> [PROMPT]
Lift out each line of the data that holds "Hindia".

[Data excerpts]
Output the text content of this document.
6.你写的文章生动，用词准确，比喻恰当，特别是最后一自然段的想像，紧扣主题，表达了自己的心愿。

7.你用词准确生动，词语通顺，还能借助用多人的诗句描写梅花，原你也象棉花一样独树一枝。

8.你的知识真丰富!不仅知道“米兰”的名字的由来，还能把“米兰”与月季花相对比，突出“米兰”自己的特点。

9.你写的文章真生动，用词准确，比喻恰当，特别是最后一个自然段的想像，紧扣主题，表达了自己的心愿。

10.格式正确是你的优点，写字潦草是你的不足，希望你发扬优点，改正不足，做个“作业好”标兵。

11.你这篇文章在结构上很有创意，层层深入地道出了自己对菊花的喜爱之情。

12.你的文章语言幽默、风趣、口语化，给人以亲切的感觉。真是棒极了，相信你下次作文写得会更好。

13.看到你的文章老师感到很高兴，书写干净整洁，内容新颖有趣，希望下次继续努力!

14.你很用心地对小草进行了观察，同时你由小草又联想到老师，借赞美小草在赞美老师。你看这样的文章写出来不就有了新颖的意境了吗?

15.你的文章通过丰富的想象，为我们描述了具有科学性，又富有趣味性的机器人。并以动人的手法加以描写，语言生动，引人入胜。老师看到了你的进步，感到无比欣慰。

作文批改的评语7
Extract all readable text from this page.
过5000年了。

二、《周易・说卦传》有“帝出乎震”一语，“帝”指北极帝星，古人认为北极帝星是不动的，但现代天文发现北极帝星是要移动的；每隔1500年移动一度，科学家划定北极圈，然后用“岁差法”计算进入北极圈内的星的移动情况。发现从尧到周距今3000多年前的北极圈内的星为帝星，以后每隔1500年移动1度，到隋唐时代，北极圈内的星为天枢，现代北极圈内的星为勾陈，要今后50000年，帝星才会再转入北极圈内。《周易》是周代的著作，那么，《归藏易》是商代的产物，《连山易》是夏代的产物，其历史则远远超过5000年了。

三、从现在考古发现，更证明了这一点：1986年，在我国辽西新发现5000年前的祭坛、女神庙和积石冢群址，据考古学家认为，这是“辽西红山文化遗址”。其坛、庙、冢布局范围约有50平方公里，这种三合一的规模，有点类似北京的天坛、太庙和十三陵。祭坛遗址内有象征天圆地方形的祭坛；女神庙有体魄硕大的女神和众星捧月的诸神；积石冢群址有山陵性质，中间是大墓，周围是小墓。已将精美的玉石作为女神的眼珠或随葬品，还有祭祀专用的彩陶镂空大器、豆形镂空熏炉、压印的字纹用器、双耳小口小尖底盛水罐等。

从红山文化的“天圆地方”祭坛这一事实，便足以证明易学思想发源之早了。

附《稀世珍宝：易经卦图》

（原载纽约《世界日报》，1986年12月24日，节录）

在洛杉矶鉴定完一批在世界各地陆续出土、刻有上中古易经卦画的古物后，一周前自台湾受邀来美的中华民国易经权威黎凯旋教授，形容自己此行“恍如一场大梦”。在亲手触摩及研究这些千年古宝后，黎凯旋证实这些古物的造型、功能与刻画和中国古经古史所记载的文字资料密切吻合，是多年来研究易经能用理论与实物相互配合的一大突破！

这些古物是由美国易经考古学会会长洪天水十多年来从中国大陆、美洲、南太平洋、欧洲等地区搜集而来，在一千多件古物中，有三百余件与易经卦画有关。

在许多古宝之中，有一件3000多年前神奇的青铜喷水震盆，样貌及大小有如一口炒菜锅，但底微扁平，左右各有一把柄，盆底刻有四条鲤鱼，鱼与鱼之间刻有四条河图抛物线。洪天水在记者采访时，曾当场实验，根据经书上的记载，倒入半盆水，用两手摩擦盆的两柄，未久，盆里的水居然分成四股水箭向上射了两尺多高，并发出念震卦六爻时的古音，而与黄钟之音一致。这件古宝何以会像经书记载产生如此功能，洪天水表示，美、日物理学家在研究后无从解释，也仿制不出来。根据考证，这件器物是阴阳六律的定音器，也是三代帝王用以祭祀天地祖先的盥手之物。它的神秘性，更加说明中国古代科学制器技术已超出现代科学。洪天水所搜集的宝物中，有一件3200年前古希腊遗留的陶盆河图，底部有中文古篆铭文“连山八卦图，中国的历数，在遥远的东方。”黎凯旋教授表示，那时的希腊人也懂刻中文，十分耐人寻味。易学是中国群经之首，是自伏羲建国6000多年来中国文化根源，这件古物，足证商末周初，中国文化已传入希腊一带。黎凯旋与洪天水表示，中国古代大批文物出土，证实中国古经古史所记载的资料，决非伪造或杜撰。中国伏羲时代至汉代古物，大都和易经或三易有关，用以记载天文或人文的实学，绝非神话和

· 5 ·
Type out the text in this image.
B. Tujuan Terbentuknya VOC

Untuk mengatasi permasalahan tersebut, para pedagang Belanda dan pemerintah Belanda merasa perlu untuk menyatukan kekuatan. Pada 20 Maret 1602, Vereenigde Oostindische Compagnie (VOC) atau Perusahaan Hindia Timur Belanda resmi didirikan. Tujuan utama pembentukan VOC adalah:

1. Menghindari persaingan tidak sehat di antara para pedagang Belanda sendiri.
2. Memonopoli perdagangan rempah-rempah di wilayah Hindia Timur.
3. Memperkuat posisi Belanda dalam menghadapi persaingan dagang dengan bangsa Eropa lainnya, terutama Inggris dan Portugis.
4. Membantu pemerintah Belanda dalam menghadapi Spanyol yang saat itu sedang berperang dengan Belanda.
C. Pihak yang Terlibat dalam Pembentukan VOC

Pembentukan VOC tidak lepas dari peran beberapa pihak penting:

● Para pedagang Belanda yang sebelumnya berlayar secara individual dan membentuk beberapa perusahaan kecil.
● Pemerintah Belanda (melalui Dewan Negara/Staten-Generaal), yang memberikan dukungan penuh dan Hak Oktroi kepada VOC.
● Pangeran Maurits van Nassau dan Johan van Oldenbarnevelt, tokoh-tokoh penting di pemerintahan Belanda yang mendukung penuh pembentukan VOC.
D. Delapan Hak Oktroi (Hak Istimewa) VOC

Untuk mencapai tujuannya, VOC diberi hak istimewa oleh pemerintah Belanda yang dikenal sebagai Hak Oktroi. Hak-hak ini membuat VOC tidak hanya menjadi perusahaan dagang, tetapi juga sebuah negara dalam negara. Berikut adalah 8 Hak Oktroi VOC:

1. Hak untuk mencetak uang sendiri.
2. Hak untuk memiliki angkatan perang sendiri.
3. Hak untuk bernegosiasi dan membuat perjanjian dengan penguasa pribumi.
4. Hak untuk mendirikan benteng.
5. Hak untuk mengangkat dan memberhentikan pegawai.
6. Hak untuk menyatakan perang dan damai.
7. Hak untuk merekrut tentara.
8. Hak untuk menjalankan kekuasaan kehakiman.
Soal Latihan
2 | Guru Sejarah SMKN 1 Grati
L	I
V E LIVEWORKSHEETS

> [REPLY]
Untuk mengatasi permasalahan tersebut, para pedagang Belanda dan pemerintah Belanda merasa perlu untuk menyatukan kekuatan. Pada 20 Maret 1602, Vereenigde Oostindische Compagnie (VOC) atau Perusahaan Hindia Timur Belanda resmi didirikan. Tujuan utama pembentukan VOC adalah:
2. Memonopoli perdagangan rempah-rempah di wilayah Hindia Timur.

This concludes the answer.